▶ _WORK INSTRUCTION 1_
From the guide to LDAP authentication in Yii2, copy the passage starting at "I want to switch" and ending at "function (e.g. common/models/LoginForm.php).", keeping every character unchanged.
▶ _WORK INSTRUCTION 2_
Answer these questions from the guide to LDAP authentication in Yii2:
(a) What port number does the wrapper config specify?
(b) What value does the params config assign to 'ldapGroup'?
(c) In what kind of environment does the author say the code runs?
▶ _WORK INSTRUCTION 3_
List every key set inside the 'options' array of the wrapper config in the guide to LDAP authentication in Yii2.

So, lets start with the basic set-up.

Set up the wrapper config (e.g. config/main-local.php).

'components' => [
    'ldap' => [
        'class' => 'alexeevdv\adldap\Adldap',
        'options' => [
            'account_suffix' => '@stackoverflow.com',
            'domain_controllers' => ['dc1.stackoverflow.com', 'dc2.stackoverflow.com'],
            'base_dn' => 'dc=stackoverflow,dc=com',
            'admin_username' => 'someusername',
            'admin_password' => 'somepassword',
            'use_ssl' => true,
            'port' => '636'
        ],
    ],
],

I want to switch easily between ldap and local authentication. Configure some local params to have globally accessible application parameters (e.g. config/params-local.php).

return [
    'adminEmail' => '[email protected]',
    'authOverLdap' => true,
    'ldapGroup' => 'someldapgroup',
];

Edit your LoginForm.php, especially the validatePassword function (e.g. common/models/LoginForm.php).

/**
 * Validates the password.
 * This method serves as the inline validation for password.
 * If the authOverLdap attribute is set in the params config,
 * user and password will be authenticated over ldap
 *
 * @param string $attribute the attribute currently being validated
 * @param array $params the additional name-value pairs given in the rule
 */
public function validatePassword($attribute, $params)
{
    if (!$this->hasErrors()) {
        $user = $this->getUser();
        // to switch between the auth-methods
        $authOverLdap = \Yii::$app->params['authOverLdap'];
        if ($authOverLdap) {
            if (!$user || !$user->validateCredentialsOverLdap($user->username, $this->password)) {
                $this->addError($attribute, 'Some error text.');
            }
        } else {
            if (!$user || !$user->validatePassword($this->password)) {
                $this->addError($attribute, 'Some error text.');
            }
        }
    }
}

Add the validateCredentialsOverLdap function in the user model which handles the LDAP auth (e.g. /common/models/User.php).

/**
 * Validates a user/password combination over ldap
 *
 * @param string $username username to validate over ldap
 * @param string $password password to validate over ldap
 * @return boolean if the provided credentials are correct and the user is a member of **ldapGroup**
 */
public function validateCredentialsOverLdap($username, $password)
{
    $authSuccess = false;
    // checking the supplied credentials against the ldap (e.g. Active Directory)
    // first step: the user must have a valid account
    // second step: the user must be in a special group
    $authOk = \Yii::$app->ldap->authenticate($username, $password);
    if ($authOk) {
        $adUser = \Yii::$app->ldap->users()->find($username);
        // the user must be in special group (set in Yii params)
        if($adUser->inGroup(\Yii::$app->params['ldapGroup'])) {
            $authSuccess = true;
        }
    }

    return $authSuccess;
}

Disclaimer:

  • Don't copy&paste these snippets! You have to know what are you doing!
  • This shall show you an example and give you a hint to achieve AD authentication with the wrapper and the Yii2 Framework.
  • I run this code in a walled garden intranet!
  • Use ever, ever the secure layers like SSL to communicate over LDAP! You dont know who is sniffing the traffic in your problably safe network. You dealing with User credentials. This can be a massive fuck up, especially in Single Sign On Environments! Don't be silly.

▶ _GIVEN DATA_
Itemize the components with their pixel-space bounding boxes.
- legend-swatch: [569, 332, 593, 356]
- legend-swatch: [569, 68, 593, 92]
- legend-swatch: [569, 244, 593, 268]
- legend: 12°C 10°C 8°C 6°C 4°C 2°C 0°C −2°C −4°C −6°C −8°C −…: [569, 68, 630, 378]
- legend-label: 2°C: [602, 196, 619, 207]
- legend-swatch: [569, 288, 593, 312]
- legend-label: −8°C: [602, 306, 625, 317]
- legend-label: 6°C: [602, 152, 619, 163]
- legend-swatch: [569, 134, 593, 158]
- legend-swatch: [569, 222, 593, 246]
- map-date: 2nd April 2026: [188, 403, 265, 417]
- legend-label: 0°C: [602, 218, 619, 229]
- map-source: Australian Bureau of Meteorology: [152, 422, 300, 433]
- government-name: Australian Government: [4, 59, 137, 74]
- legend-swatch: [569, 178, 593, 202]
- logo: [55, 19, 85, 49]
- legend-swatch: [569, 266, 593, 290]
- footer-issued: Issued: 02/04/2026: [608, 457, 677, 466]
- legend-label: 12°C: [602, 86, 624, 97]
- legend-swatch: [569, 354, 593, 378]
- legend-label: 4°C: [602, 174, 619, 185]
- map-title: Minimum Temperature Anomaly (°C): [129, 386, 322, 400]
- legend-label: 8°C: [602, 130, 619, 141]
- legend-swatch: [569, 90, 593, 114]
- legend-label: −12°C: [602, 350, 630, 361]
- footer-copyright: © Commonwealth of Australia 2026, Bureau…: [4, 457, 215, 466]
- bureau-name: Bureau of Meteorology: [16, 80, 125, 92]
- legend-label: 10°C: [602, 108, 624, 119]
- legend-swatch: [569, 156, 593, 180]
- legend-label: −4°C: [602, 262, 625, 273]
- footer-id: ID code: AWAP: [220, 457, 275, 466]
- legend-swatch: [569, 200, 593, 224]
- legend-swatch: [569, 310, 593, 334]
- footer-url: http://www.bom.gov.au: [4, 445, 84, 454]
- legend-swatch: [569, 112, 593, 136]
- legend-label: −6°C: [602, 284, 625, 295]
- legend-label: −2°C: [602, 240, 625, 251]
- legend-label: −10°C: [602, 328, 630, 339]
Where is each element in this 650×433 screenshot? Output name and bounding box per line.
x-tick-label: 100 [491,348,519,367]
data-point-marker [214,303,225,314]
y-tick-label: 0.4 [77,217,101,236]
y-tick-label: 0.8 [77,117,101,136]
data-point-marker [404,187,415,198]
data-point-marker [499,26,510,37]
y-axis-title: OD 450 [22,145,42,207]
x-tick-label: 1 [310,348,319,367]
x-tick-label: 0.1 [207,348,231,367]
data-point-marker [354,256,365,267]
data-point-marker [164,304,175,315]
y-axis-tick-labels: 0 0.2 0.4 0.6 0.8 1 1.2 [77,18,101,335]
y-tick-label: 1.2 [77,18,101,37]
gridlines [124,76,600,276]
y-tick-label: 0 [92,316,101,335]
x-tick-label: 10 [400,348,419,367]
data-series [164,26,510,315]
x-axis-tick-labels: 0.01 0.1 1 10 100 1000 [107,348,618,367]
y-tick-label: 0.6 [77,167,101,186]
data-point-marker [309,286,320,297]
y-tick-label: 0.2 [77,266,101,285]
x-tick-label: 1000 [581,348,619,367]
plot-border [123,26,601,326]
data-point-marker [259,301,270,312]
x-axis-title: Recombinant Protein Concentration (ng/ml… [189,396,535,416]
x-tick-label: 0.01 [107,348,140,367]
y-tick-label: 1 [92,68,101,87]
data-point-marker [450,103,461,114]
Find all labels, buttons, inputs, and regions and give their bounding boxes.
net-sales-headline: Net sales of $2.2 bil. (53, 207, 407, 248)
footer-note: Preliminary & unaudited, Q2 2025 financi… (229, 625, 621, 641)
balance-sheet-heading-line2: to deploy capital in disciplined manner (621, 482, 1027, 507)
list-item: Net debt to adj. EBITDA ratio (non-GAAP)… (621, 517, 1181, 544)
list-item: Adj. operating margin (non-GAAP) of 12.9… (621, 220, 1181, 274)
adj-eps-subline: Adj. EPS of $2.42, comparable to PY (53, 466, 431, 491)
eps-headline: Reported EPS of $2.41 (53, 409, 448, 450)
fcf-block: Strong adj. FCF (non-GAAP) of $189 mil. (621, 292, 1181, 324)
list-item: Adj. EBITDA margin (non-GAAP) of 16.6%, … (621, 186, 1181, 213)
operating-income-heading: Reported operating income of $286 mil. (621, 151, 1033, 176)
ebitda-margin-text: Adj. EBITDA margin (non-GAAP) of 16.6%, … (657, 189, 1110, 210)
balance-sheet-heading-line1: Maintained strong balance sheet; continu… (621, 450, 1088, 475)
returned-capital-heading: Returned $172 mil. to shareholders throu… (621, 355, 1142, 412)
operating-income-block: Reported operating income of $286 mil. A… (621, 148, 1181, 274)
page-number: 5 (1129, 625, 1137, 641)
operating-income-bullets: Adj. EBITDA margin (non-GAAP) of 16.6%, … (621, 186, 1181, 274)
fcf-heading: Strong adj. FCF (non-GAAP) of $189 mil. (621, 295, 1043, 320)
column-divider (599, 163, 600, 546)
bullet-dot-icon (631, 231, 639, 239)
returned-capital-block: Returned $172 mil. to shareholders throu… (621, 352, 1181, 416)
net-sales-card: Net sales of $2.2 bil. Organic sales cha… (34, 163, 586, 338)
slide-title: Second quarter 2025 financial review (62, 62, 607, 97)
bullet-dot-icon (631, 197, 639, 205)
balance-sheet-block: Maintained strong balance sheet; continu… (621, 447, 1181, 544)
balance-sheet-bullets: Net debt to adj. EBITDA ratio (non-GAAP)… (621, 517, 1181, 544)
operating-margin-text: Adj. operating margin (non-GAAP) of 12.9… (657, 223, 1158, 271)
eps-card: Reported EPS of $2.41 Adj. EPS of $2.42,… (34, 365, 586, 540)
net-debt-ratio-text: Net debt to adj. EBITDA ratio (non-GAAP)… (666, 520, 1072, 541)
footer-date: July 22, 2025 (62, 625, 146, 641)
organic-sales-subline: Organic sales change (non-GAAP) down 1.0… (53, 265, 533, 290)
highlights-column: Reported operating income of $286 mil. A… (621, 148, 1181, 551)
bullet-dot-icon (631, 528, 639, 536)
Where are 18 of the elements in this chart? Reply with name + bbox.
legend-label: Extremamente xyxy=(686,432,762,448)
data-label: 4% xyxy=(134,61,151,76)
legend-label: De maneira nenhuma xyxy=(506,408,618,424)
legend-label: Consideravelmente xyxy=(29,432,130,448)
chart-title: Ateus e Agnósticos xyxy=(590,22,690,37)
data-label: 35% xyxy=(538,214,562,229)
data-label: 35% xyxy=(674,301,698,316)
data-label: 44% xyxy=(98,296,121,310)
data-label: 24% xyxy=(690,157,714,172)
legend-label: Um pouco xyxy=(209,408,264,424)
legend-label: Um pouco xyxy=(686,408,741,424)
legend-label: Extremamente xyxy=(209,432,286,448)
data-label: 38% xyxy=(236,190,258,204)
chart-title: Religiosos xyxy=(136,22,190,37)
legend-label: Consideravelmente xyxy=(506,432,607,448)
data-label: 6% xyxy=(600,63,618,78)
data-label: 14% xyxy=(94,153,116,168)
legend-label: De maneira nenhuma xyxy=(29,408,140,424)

▶ _WORKED SOLUTION 1_
I want to switch easily between ldap and local authentication. Configure some local params to have globally accessible application parameters (e.g. config/params-local.php).

return [
    'adminEmail' => '[email protected]',
    'authOverLdap' => true,
    'ldapGroup' => 'someldapgroup',
];

Edit your LoginForm.php, especially the validatePassword function (e.g. common/models/LoginForm.php).

▶ _WORKED SOLUTION 2_
(a) 636
(b) 'someldapgroup'
(c) A walled garden intranet

▶ _WORKED SOLUTION 3_
account_suffix
domain_controllers
base_dn
admin_username
admin_password
use_ssl
port